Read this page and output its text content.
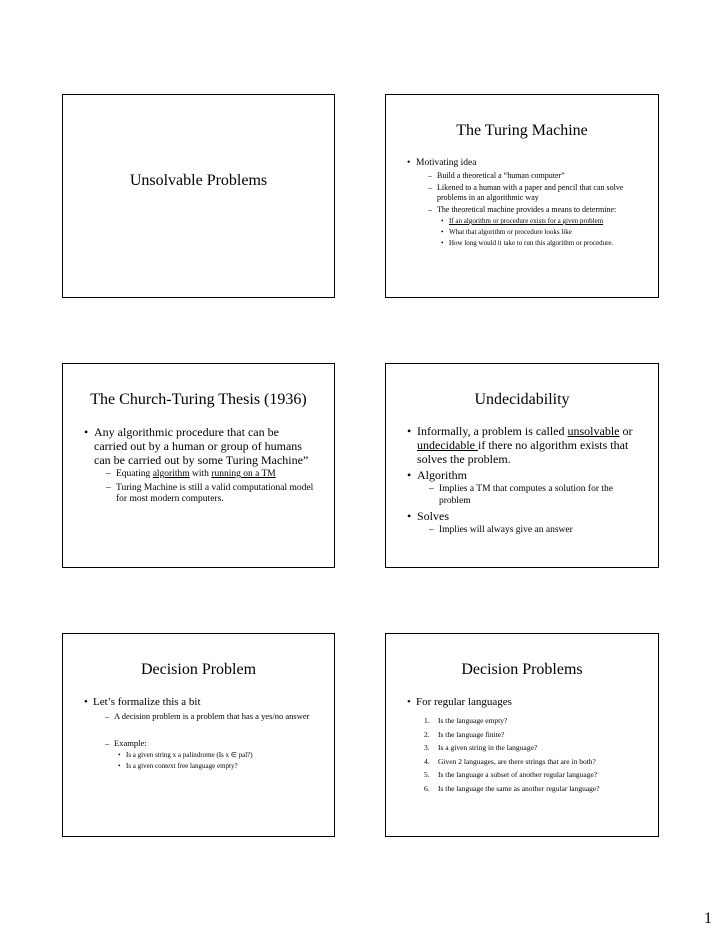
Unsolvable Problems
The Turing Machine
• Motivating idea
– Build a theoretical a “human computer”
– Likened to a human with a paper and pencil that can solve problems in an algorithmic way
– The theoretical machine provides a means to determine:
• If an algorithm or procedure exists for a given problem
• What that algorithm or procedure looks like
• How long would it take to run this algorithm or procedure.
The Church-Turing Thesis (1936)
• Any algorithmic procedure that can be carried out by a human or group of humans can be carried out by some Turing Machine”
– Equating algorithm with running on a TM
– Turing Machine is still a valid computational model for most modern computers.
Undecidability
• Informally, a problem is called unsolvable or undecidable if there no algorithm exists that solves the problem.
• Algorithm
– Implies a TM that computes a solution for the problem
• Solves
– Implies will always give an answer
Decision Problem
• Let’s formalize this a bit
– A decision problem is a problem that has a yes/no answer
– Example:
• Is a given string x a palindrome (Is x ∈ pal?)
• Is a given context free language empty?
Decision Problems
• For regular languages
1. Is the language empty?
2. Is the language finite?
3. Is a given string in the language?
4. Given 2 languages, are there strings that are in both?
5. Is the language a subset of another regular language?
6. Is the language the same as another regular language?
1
· · · · ·
**REQUIREMENT**
Examine the records and pull out every line where the string "Implies" occurs.

**THE OUTPUT**
– Implies a TM that computes a solution for the problem
– Implies will always give an answer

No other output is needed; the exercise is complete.